START Data

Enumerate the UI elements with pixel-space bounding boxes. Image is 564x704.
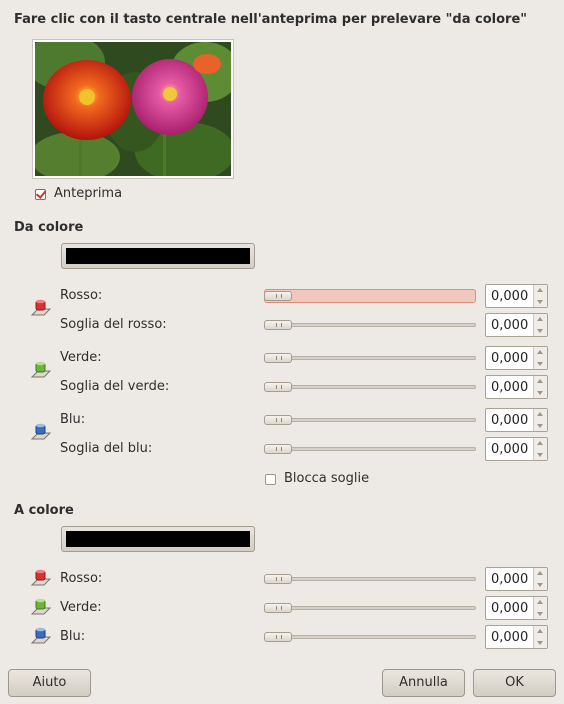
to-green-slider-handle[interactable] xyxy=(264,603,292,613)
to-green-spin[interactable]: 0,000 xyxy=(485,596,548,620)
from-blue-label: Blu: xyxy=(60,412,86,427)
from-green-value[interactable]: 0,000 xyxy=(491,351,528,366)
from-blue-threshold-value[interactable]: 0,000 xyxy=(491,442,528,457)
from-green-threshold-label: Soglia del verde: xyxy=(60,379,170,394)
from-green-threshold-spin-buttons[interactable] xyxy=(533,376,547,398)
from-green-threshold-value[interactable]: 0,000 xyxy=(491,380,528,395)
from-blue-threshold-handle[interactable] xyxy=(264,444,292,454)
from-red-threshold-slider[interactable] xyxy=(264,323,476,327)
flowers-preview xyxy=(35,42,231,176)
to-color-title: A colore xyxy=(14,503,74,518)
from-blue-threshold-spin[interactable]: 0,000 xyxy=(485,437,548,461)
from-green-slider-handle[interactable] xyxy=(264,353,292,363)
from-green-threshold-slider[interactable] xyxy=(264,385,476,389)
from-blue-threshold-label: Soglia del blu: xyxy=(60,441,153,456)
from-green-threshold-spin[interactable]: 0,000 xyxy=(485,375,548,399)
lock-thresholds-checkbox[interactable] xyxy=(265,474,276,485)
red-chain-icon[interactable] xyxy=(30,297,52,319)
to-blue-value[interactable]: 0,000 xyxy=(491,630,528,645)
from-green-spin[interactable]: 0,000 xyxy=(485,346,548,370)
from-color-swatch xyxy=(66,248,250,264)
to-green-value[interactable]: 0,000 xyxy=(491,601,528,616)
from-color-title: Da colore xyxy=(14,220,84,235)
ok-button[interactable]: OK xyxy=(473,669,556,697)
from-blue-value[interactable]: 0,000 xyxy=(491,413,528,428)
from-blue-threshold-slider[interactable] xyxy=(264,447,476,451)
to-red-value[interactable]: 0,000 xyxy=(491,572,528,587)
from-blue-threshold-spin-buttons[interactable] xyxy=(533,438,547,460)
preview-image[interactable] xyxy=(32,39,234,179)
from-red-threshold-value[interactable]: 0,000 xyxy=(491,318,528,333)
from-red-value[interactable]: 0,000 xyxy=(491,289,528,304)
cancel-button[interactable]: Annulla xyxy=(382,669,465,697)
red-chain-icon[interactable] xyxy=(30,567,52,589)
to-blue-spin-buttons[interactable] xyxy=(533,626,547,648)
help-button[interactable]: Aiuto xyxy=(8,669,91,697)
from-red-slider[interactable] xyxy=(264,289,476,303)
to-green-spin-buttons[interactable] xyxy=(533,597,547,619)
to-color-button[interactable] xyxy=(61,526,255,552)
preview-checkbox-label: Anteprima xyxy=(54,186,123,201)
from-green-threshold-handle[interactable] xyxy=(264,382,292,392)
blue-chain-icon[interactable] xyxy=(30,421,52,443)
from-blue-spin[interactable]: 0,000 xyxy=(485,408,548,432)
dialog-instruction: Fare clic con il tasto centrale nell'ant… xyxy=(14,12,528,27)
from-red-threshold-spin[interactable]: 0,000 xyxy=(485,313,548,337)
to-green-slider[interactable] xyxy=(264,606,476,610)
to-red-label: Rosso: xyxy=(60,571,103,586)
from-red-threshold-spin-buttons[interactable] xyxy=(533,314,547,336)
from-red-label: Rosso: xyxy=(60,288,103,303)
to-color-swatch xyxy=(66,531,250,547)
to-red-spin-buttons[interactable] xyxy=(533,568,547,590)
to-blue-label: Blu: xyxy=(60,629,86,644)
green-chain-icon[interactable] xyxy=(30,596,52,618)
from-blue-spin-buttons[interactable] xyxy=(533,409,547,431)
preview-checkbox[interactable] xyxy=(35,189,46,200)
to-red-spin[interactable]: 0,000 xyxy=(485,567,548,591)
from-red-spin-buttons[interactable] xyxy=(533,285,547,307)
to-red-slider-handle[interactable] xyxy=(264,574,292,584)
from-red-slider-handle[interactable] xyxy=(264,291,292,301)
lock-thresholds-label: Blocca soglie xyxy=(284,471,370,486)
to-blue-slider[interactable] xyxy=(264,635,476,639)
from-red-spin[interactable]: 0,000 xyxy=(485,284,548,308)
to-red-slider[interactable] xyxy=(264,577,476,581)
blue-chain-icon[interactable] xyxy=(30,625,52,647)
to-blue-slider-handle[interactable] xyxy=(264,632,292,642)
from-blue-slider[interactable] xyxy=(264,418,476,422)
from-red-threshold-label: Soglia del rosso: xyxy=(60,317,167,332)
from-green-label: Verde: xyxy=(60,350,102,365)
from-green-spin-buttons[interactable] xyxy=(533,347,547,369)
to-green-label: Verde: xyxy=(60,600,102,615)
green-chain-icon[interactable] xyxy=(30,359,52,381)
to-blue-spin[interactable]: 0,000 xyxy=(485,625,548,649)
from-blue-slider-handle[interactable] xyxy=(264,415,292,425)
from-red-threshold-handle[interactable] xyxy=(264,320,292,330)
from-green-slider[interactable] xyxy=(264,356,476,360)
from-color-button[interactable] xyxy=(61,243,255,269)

END Data
START Data

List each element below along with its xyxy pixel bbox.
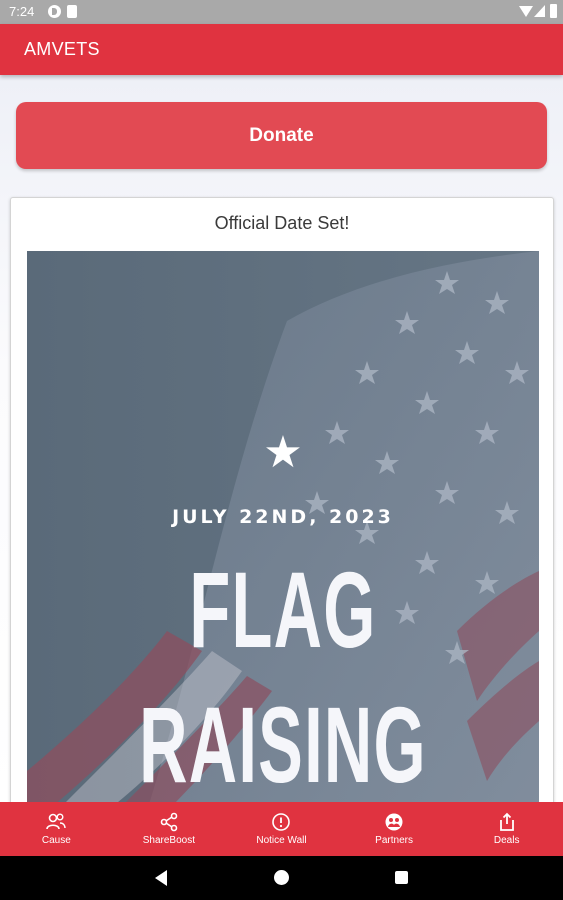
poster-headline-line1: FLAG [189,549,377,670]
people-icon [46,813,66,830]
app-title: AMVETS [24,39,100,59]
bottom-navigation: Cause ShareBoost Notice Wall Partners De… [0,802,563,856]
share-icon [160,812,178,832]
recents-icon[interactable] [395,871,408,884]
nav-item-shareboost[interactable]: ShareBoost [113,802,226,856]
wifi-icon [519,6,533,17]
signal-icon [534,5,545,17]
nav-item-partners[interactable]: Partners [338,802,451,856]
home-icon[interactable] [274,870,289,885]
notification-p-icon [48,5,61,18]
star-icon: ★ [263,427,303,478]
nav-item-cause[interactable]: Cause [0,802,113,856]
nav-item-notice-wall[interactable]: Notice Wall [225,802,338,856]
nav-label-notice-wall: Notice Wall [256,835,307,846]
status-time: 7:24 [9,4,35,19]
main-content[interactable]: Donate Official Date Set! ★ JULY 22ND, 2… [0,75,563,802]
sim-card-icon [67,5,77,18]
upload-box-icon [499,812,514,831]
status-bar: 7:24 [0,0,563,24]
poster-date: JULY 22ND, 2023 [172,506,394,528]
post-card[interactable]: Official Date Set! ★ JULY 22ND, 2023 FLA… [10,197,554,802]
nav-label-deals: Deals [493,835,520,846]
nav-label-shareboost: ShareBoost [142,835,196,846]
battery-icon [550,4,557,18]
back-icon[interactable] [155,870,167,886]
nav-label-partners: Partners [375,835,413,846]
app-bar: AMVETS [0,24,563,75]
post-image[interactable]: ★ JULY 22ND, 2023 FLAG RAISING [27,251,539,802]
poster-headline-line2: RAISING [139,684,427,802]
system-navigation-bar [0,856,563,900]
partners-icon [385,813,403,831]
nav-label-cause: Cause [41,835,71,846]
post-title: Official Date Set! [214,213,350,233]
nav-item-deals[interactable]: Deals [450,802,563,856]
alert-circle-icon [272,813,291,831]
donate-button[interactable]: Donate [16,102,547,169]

END Data

(Do this):
Echo the listing lines starting at the one containing "poster-headline-line1: FLAG [189,549,377,670]" and ending at the one containing "recents-icon[interactable] [395,871,408,884]", including both.

(The completed task):
poster-headline-line1: FLAG [189,549,377,670]
people-icon [46,813,66,830]
app-title: AMVETS [24,39,100,59]
bottom-navigation: Cause ShareBoost Notice Wall Partners De… [0,802,563,856]
share-icon [160,812,178,832]
recents-icon[interactable] [395,871,408,884]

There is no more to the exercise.